▶ Dataset items:

--------

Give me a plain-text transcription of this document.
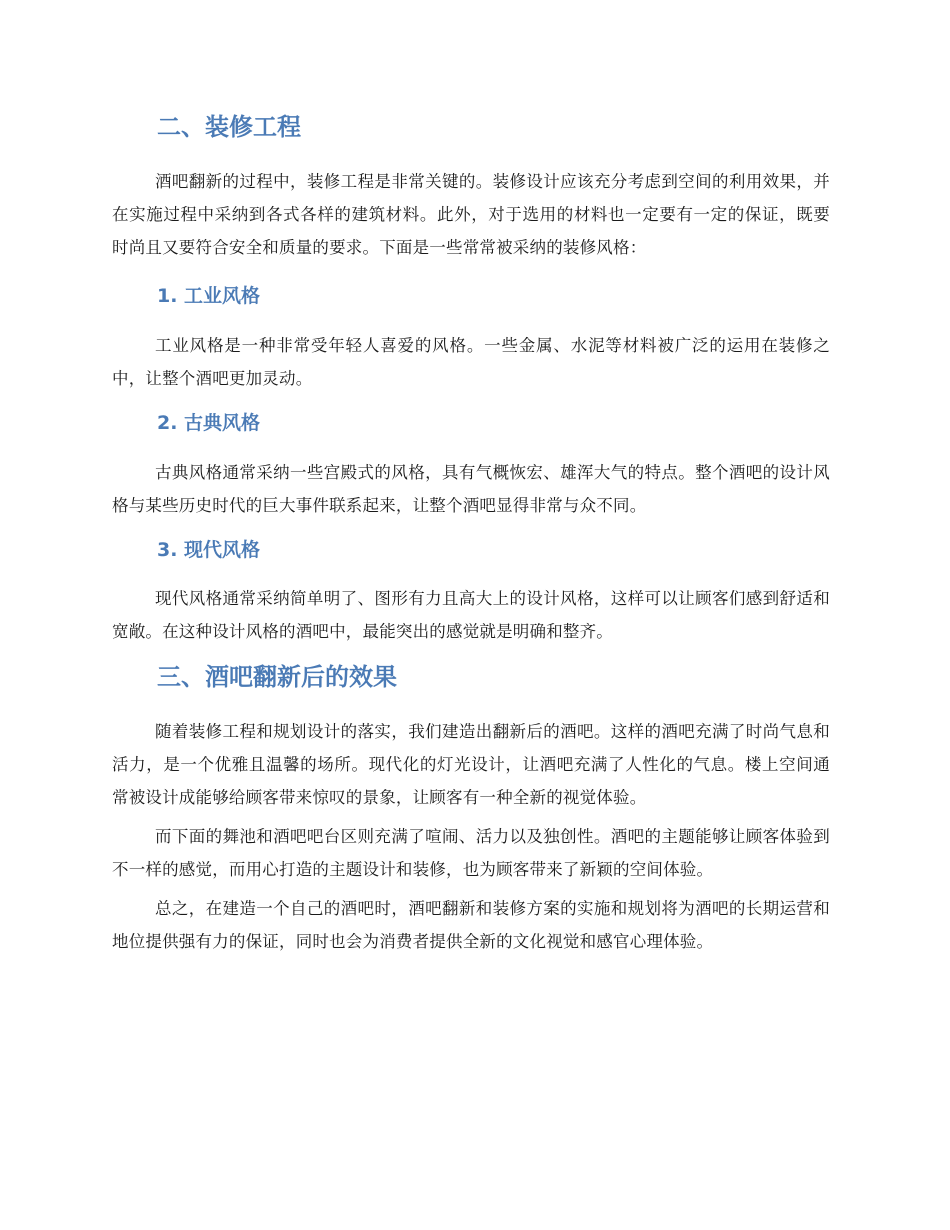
二、装修工程

酒吧翻新的过程中，装修工程是非常关键的。装修设计应该充分考虑到空间的利用效果，并在实施过程中采纳到各式各样的建筑材料。此外，对于选用的材料也一定要有一定的保证，既要时尚且又要符合安全和质量的要求。下面是一些常常被采纳的装修风格：

1. 工业风格

工业风格是一种非常受年轻人喜爱的风格。一些金属、水泥等材料被广泛的运用在装修之中，让整个酒吧更加灵动。

2. 古典风格

古典风格通常采纳一些宫殿式的风格，具有气概恢宏、雄浑大气的特点。整个酒吧的设计风格与某些历史时代的巨大事件联系起来，让整个酒吧显得非常与众不同。

3. 现代风格

现代风格通常采纳简单明了、图形有力且高大上的设计风格，这样可以让顾客们感到舒适和宽敞。在这种设计风格的酒吧中，最能突出的感觉就是明确和整齐。

三、酒吧翻新后的效果

随着装修工程和规划设计的落实，我们建造出翻新后的酒吧。这样的酒吧充满了时尚气息和活力，是一个优雅且温馨的场所。现代化的灯光设计，让酒吧充满了人性化的气息。楼上空间通常被设计成能够给顾客带来惊叹的景象，让顾客有一种全新的视觉体验。

而下面的舞池和酒吧吧台区则充满了喧闹、活力以及独创性。酒吧的主题能够让顾客体验到不一样的感觉，而用心打造的主题设计和装修，也为顾客带来了新颖的空间体验。

总之，在建造一个自己的酒吧时，酒吧翻新和装修方案的实施和规划将为酒吧的长期运营和地位提供强有力的保证，同时也会为消费者提供全新的文化视觉和感官心理体验。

--------

▶ Your goal: Skip the images and write out the rest of the listing exactly.

▶ Written solution:
Give me a plain-text transcription of this document.
二、装修工程

酒吧翻新的过程中，装修工程是非常关键的。装修设计应该充分考虑到空间的利用效果，并在实施过程中采纳到各式各样的建筑材料。此外，对于选用的材料也一定要有一定的保证，既要时尚且又要符合安全和质量的要求。下面是一些常常被采纳的装修风格：

1. 工业风格

工业风格是一种非常受年轻人喜爱的风格。一些金属、水泥等材料被广泛的运用在装修之中，让整个酒吧更加灵动。

2. 古典风格

古典风格通常采纳一些宫殿式的风格，具有气概恢宏、雄浑大气的特点。整个酒吧的设计风格与某些历史时代的巨大事件联系起来，让整个酒吧显得非常与众不同。

3. 现代风格

现代风格通常采纳简单明了、图形有力且高大上的设计风格，这样可以让顾客们感到舒适和宽敞。在这种设计风格的酒吧中，最能突出的感觉就是明确和整齐。

三、酒吧翻新后的效果

随着装修工程和规划设计的落实，我们建造出翻新后的酒吧。这样的酒吧充满了时尚气息和活力，是一个优雅且温馨的场所。现代化的灯光设计，让酒吧充满了人性化的气息。楼上空间通常被设计成能够给顾客带来惊叹的景象，让顾客有一种全新的视觉体验。

而下面的舞池和酒吧吧台区则充满了喧闹、活力以及独创性。酒吧的主题能够让顾客体验到不一样的感觉，而用心打造的主题设计和装修，也为顾客带来了新颖的空间体验。

总之，在建造一个自己的酒吧时，酒吧翻新和装修方案的实施和规划将为酒吧的长期运营和地位提供强有力的保证，同时也会为消费者提供全新的文化视觉和感官心理体验。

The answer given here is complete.